__What you should do__.
Return each line of the records holding the string "that".

__Provided material__.
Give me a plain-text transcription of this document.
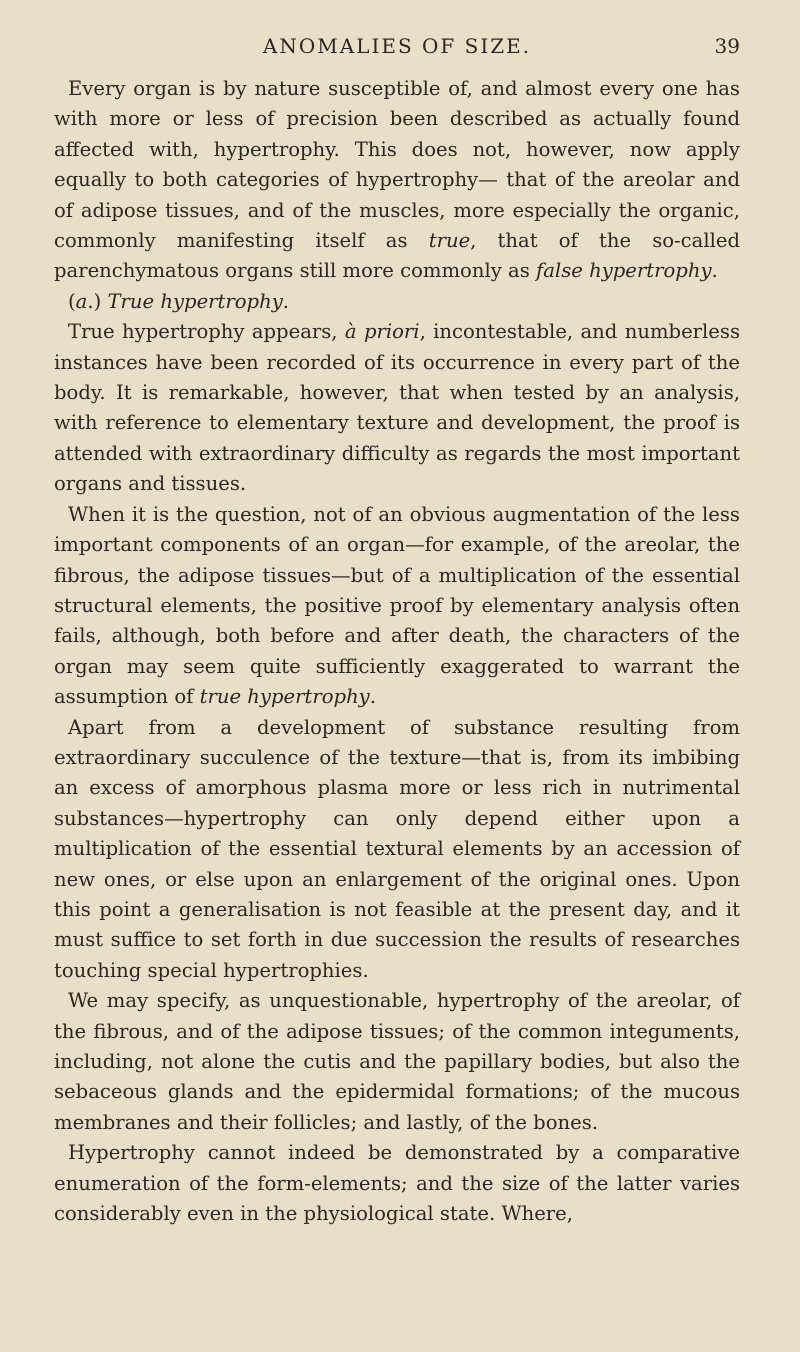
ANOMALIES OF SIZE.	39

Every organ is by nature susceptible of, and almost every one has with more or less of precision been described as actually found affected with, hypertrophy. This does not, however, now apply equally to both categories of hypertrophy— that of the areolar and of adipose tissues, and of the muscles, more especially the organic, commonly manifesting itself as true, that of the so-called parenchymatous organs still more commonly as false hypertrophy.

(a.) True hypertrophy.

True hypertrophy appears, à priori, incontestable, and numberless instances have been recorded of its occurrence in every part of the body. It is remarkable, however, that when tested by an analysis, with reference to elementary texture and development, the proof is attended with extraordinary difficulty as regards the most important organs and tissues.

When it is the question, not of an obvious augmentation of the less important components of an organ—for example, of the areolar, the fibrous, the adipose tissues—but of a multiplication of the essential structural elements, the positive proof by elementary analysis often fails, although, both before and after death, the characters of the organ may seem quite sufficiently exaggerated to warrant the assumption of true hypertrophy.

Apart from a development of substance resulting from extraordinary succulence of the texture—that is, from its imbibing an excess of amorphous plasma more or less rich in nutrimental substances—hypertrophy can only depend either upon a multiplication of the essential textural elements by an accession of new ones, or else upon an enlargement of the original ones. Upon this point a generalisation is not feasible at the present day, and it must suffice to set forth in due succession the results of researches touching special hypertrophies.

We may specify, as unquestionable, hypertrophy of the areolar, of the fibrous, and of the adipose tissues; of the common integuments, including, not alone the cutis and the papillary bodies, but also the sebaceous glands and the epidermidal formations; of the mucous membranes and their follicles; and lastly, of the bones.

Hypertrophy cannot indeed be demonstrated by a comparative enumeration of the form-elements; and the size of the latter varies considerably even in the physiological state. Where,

...

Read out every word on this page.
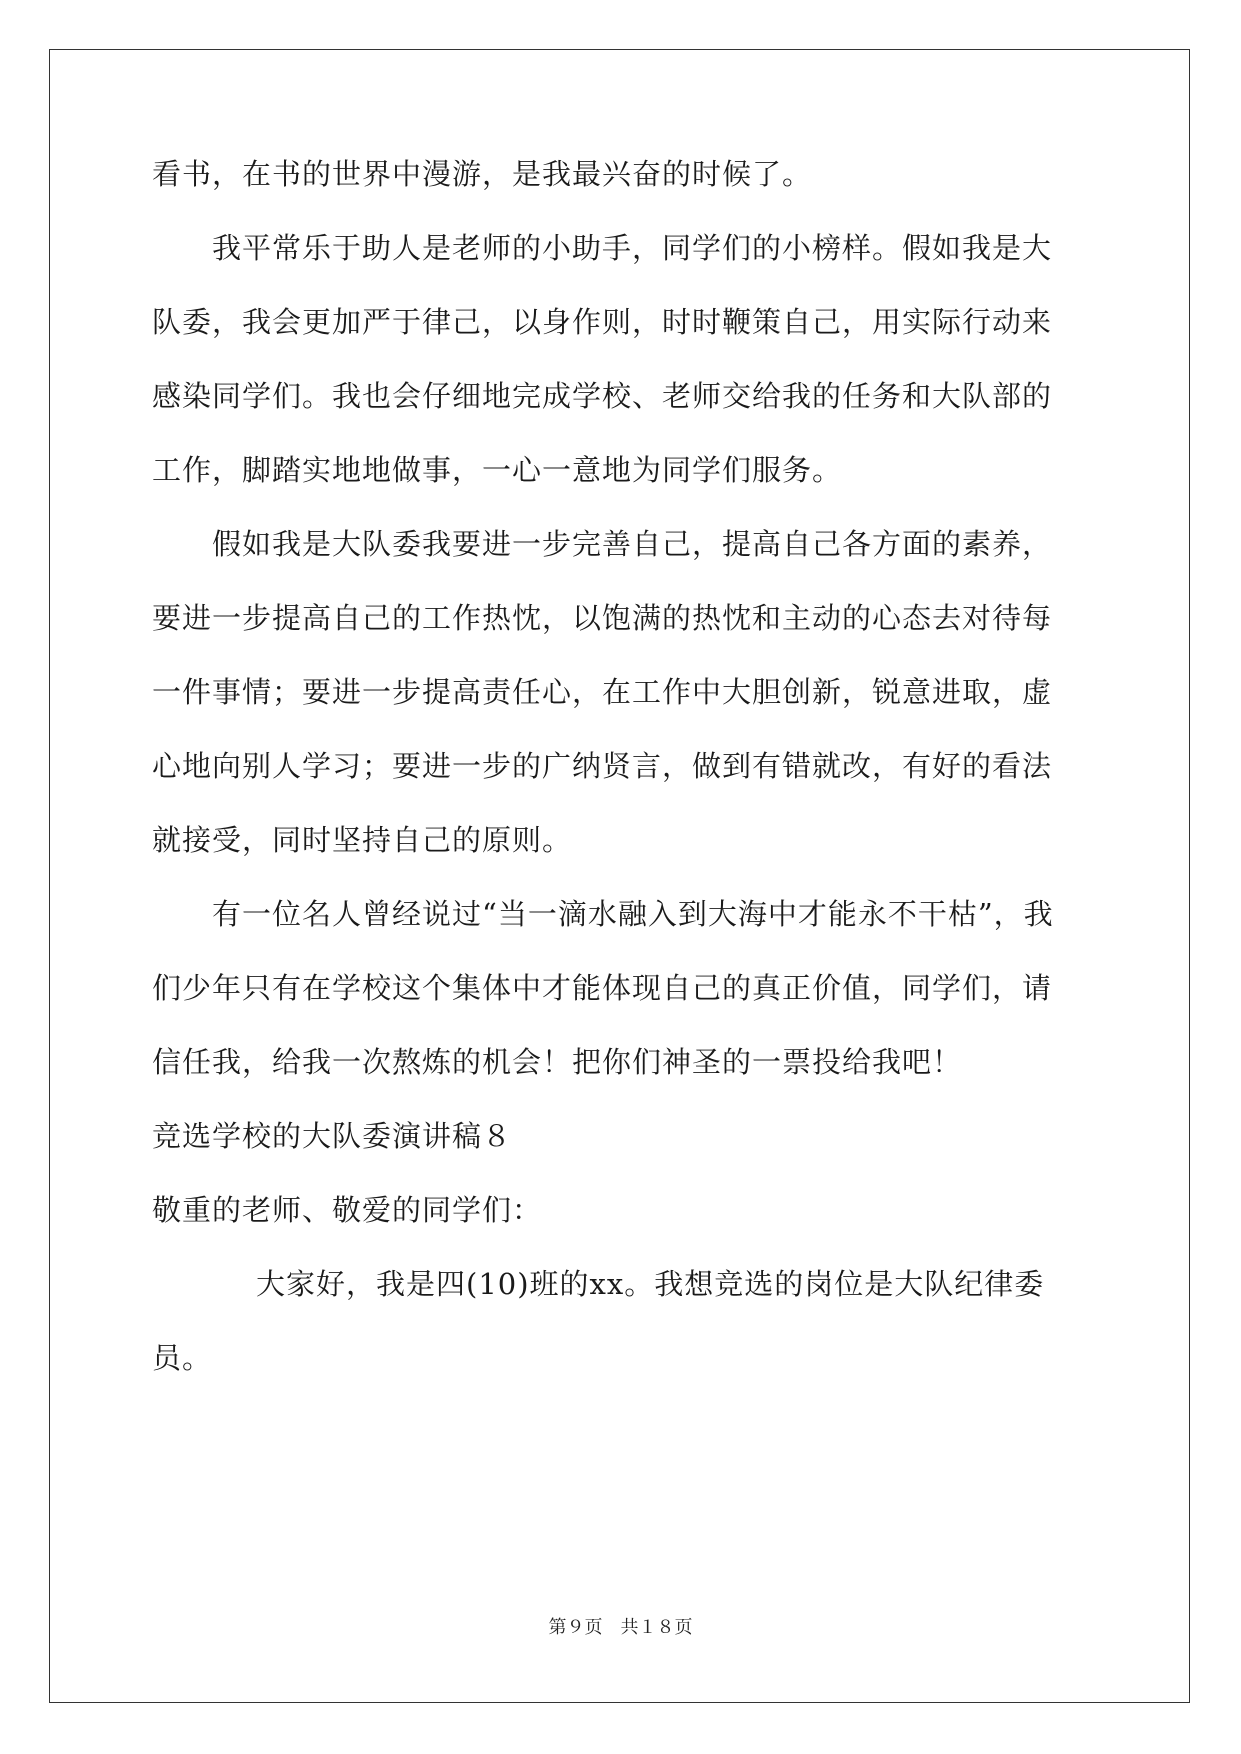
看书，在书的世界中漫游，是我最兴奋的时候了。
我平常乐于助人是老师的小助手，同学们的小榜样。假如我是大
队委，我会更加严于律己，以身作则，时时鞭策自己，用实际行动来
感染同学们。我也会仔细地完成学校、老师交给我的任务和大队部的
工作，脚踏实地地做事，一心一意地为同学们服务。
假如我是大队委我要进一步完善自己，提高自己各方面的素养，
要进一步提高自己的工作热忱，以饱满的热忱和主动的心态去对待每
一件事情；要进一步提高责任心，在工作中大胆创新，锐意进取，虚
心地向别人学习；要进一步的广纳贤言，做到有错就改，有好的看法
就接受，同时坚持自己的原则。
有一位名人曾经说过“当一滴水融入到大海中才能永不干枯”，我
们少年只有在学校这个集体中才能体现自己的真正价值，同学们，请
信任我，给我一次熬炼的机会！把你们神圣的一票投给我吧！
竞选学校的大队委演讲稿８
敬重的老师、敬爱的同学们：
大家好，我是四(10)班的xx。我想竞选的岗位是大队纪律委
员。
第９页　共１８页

__Answer below__.
Every organ is by nature susceptible of, and almost every one has with more or less of precision been described as actually found affected with, hypertrophy. This does not, however, now apply equally to both categories of hypertrophy— that of the areolar and of adipose tissues, and of the muscles, more especially the organic, commonly manifesting itself as true, that of the so-called parenchymatous organs still more commonly as false hypertrophy.
True hypertrophy appears, à priori, incontestable, and numberless instances have been recorded of its occurrence in every part of the body. It is remarkable, however, that when tested by an analysis, with reference to elementary texture and development, the proof is attended with extraordinary difficulty as regards the most important organs and tissues.
Apart from a development of substance resulting from extraordinary succulence of the texture—that is, from its imbibing an excess of amorphous plasma more or less rich in nutrimental substances—hypertrophy can only depend either upon a multiplication of the essential textural elements by an accession of new ones, or else upon an enlargement of the original ones. Upon this point a generalisation is not feasible at the present day, and it must suffice to set forth in due succession the results of researches touching special hypertrophies.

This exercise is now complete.